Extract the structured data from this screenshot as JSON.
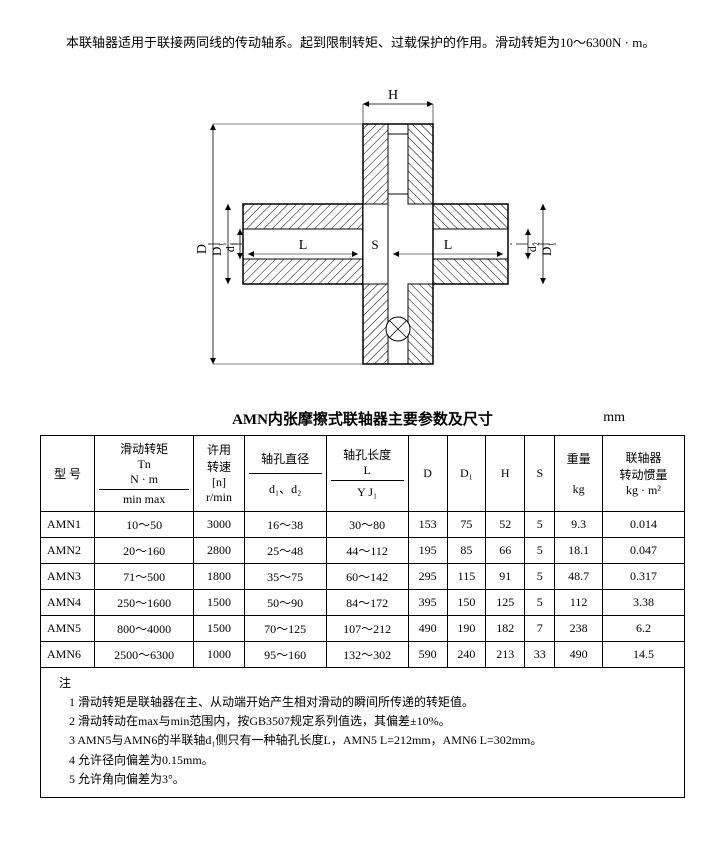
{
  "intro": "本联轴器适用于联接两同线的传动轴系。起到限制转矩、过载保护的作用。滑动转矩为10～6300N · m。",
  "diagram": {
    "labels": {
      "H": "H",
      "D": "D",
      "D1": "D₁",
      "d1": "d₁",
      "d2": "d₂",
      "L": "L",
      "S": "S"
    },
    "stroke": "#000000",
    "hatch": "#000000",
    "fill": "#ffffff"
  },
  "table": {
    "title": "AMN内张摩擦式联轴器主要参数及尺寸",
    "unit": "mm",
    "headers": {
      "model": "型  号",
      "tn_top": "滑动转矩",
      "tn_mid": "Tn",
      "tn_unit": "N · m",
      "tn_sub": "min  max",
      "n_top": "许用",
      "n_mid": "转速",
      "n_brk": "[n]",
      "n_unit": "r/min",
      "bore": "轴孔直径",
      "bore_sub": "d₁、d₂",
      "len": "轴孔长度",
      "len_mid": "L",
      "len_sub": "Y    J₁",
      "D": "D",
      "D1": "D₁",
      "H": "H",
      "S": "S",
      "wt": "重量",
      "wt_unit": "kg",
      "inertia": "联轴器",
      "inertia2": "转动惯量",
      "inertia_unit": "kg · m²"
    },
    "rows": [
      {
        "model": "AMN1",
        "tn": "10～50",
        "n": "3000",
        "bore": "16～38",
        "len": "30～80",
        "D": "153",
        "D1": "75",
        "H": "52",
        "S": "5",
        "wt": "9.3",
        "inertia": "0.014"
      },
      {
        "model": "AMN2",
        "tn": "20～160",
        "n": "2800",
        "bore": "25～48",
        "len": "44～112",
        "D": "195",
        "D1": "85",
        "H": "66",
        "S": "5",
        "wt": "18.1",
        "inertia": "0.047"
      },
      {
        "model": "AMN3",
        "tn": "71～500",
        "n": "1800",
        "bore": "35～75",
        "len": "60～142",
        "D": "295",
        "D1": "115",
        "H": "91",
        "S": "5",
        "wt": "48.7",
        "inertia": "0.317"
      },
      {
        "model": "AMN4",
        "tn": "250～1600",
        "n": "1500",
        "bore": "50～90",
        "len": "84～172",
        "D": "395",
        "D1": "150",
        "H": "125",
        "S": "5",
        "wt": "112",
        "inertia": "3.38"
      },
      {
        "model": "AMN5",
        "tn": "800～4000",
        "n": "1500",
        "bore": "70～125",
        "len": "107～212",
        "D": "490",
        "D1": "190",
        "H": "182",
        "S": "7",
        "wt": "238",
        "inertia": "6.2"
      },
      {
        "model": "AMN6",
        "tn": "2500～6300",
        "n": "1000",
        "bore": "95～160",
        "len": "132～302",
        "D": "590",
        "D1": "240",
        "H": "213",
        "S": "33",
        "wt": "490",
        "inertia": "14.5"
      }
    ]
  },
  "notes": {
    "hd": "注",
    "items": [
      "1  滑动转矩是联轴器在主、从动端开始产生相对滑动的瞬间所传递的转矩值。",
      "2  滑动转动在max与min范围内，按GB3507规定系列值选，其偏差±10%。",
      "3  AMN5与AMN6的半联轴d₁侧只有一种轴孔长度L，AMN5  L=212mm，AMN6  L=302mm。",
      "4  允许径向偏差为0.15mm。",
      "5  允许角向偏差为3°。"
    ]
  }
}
───
## EXERCISE BRIEF
Gather each line of the listing containing the word "model" and show it.

## SOLUTION
      "model": "型  号",
        "model": "AMN1",
        "model": "AMN2",
        "model": "AMN3",
        "model": "AMN4",
        "model": "AMN5",
        "model": "AMN6",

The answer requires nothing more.